*STORED DATA:*
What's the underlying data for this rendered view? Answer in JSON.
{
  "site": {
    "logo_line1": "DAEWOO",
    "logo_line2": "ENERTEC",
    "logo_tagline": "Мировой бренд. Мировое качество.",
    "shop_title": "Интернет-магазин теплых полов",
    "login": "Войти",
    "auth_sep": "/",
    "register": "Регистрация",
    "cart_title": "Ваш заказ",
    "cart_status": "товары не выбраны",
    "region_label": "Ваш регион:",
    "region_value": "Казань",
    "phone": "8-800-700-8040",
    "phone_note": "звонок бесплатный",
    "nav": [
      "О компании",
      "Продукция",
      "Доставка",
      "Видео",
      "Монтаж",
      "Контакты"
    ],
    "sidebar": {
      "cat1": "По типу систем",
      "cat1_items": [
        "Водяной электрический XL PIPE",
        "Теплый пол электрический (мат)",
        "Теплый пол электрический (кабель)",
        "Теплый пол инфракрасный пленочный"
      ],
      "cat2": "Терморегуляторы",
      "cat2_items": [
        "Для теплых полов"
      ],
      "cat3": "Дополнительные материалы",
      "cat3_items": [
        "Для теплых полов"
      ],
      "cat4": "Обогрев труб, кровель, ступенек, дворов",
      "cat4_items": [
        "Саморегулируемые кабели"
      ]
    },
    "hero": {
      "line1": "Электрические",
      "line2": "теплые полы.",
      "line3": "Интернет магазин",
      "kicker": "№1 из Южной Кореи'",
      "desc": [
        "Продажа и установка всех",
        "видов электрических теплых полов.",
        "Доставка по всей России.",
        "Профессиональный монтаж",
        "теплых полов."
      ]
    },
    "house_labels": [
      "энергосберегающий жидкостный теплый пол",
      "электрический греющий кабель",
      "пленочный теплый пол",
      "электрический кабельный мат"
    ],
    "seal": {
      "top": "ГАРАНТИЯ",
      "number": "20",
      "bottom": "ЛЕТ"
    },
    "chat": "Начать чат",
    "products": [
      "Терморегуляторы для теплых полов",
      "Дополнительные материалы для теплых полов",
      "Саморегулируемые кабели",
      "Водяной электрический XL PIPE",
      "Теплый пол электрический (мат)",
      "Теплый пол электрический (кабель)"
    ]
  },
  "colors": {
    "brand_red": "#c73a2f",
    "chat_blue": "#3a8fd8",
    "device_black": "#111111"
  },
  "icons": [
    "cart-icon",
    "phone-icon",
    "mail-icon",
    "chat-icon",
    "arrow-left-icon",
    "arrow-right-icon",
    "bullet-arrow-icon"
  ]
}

--

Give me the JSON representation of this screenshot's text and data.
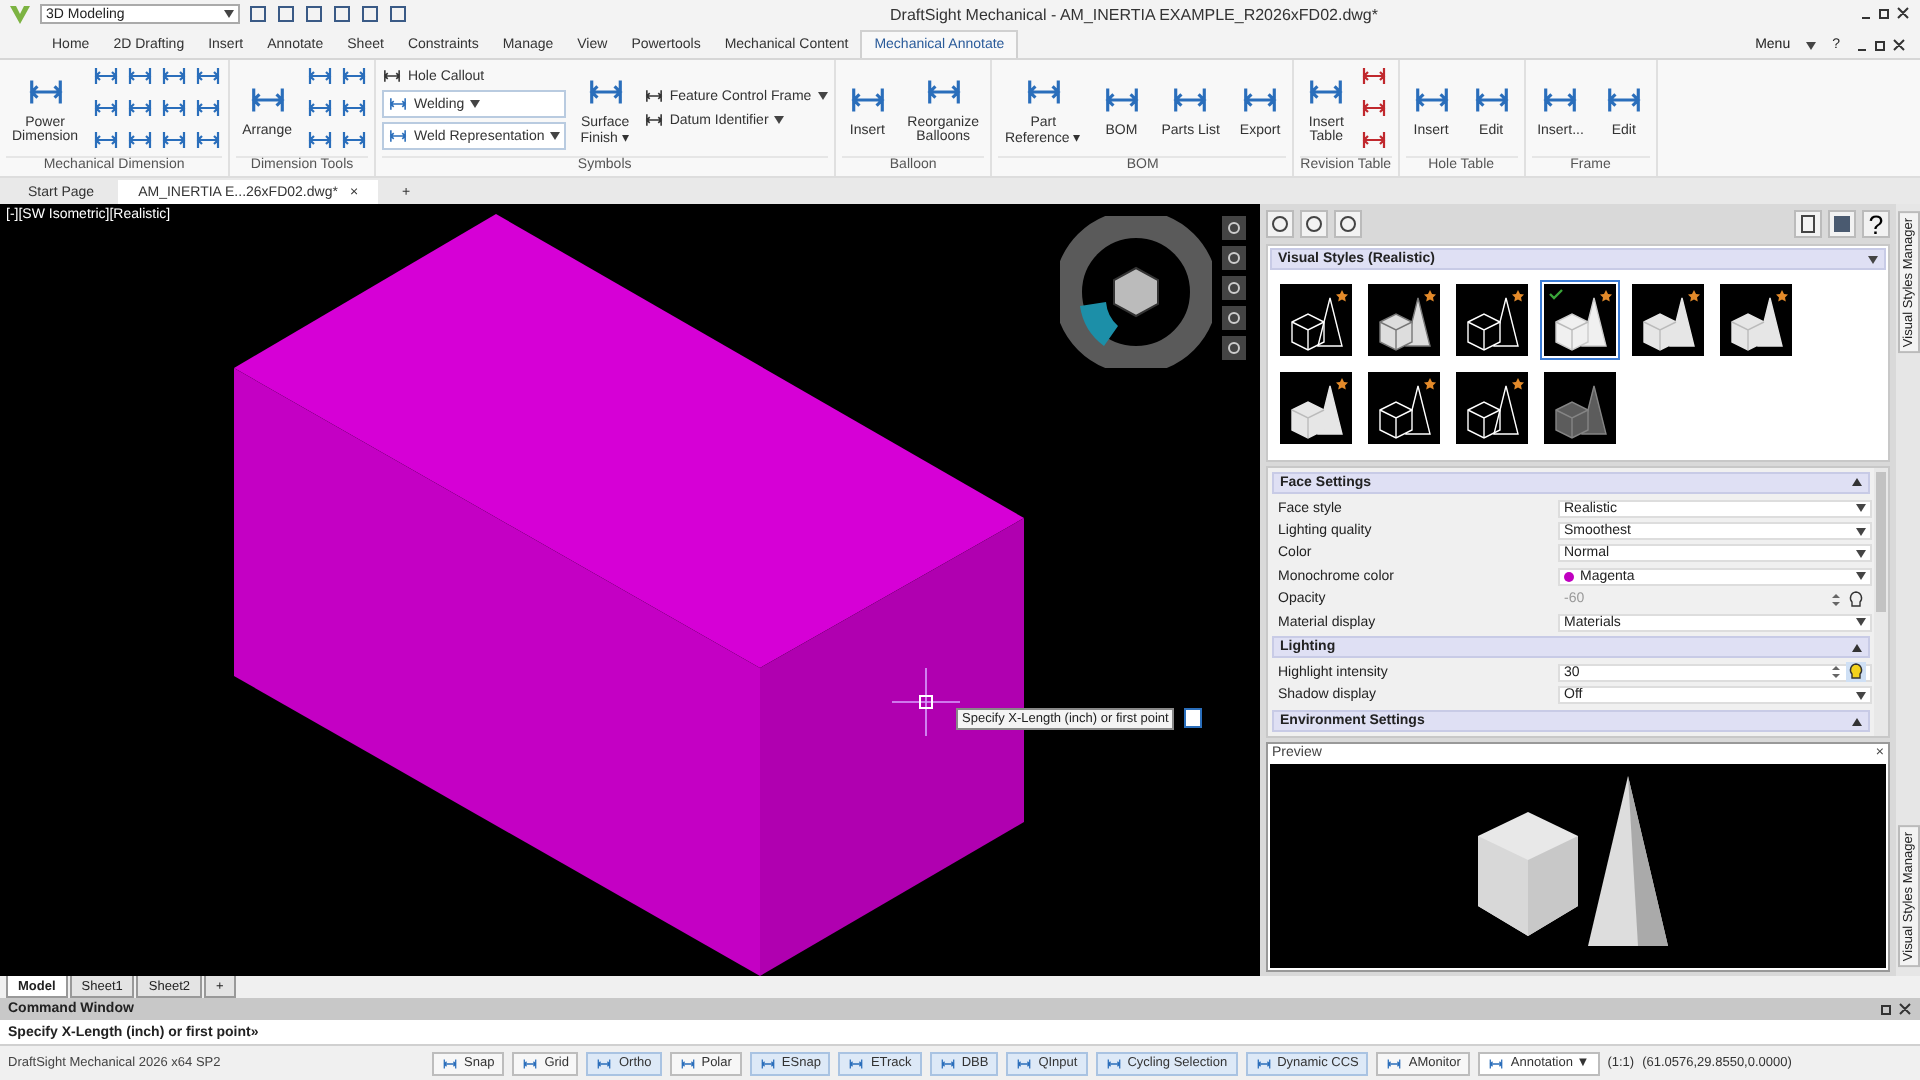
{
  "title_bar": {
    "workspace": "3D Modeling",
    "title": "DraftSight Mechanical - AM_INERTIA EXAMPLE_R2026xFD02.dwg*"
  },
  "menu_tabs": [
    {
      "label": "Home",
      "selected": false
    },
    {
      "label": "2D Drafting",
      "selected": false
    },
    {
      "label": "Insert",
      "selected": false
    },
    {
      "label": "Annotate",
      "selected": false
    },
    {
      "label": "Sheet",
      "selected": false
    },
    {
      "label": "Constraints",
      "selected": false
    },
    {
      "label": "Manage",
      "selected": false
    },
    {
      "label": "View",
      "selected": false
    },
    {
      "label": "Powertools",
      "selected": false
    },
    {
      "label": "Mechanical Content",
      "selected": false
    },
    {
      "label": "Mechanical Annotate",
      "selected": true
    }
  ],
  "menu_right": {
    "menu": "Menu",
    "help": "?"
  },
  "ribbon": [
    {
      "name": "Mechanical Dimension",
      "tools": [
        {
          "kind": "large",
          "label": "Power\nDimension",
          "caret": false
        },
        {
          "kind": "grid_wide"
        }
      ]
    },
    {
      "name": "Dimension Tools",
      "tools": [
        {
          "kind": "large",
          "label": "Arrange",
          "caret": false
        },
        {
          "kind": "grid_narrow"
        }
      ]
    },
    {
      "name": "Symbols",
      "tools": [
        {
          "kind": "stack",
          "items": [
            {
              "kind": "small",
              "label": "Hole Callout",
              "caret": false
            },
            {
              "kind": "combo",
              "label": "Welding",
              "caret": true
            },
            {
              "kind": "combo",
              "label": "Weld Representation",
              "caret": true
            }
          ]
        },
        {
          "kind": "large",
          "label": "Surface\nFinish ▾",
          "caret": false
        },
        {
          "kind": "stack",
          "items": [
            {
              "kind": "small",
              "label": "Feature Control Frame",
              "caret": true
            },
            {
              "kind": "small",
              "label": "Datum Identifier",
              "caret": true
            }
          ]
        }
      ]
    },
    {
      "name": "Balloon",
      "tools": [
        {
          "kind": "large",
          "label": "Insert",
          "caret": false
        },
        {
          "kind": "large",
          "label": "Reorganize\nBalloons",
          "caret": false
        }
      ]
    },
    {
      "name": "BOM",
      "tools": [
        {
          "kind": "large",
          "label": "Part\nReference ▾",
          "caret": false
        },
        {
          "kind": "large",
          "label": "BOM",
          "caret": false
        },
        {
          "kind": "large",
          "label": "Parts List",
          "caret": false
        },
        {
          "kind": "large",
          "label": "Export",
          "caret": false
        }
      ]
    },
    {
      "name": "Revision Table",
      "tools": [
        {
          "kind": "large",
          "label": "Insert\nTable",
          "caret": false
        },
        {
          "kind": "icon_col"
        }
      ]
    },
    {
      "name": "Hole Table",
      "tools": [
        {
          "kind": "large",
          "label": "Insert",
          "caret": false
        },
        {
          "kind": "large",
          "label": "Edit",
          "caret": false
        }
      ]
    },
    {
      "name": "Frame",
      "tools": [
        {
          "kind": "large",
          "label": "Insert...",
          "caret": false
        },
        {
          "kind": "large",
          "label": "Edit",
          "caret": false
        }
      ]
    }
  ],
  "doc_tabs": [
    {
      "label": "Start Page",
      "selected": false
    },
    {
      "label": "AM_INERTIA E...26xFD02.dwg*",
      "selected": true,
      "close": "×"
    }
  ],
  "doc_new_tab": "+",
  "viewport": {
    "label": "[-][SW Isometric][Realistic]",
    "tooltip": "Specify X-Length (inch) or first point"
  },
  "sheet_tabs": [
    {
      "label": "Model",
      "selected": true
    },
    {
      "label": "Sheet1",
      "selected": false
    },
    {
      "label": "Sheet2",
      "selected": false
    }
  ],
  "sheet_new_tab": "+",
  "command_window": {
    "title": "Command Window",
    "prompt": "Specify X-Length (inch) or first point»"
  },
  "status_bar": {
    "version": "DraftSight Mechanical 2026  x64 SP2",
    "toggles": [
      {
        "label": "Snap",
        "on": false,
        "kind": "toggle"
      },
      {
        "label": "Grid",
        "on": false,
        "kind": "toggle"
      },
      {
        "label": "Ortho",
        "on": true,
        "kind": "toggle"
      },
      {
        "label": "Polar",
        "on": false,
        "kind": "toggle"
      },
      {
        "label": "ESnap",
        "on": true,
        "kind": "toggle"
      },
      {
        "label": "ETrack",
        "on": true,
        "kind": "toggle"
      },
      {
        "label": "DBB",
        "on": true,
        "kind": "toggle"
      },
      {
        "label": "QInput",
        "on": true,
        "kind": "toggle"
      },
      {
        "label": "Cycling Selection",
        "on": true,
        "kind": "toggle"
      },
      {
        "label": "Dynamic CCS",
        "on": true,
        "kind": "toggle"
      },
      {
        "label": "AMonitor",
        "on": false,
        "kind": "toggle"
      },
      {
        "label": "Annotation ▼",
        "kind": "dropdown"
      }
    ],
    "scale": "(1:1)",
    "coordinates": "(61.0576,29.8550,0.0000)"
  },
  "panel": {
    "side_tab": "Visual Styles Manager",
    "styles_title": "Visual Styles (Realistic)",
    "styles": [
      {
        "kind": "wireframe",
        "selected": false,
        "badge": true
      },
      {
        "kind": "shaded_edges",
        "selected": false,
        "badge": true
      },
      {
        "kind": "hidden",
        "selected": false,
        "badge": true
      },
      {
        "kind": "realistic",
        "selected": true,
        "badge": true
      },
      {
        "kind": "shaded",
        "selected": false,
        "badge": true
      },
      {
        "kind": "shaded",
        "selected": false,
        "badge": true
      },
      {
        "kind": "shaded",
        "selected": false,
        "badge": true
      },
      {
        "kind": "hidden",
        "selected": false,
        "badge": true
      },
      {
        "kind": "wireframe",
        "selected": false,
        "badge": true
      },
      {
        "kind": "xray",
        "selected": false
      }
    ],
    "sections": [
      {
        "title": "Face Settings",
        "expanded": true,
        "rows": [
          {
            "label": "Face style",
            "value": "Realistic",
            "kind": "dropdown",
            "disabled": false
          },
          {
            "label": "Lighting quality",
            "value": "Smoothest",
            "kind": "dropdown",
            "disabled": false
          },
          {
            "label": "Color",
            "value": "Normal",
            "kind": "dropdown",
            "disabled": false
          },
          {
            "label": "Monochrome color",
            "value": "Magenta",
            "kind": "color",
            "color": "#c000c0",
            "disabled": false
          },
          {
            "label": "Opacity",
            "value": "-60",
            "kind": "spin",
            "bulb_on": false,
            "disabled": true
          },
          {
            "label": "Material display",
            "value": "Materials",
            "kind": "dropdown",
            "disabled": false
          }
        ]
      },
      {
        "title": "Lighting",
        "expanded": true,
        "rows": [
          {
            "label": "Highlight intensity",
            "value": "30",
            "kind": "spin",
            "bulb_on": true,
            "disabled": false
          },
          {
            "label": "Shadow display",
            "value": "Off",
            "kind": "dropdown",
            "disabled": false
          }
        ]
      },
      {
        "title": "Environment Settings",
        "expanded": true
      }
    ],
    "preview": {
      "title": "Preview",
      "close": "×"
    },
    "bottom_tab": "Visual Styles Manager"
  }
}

*DIRECTIONS:* Search the records for the word "first". Copy every line that has it.

*OUTPUT FOR THIS TASK:*
    "tooltip": "Specify X-Length (inch) or first point"
    "prompt": "Specify X-Length (inch) or first point»"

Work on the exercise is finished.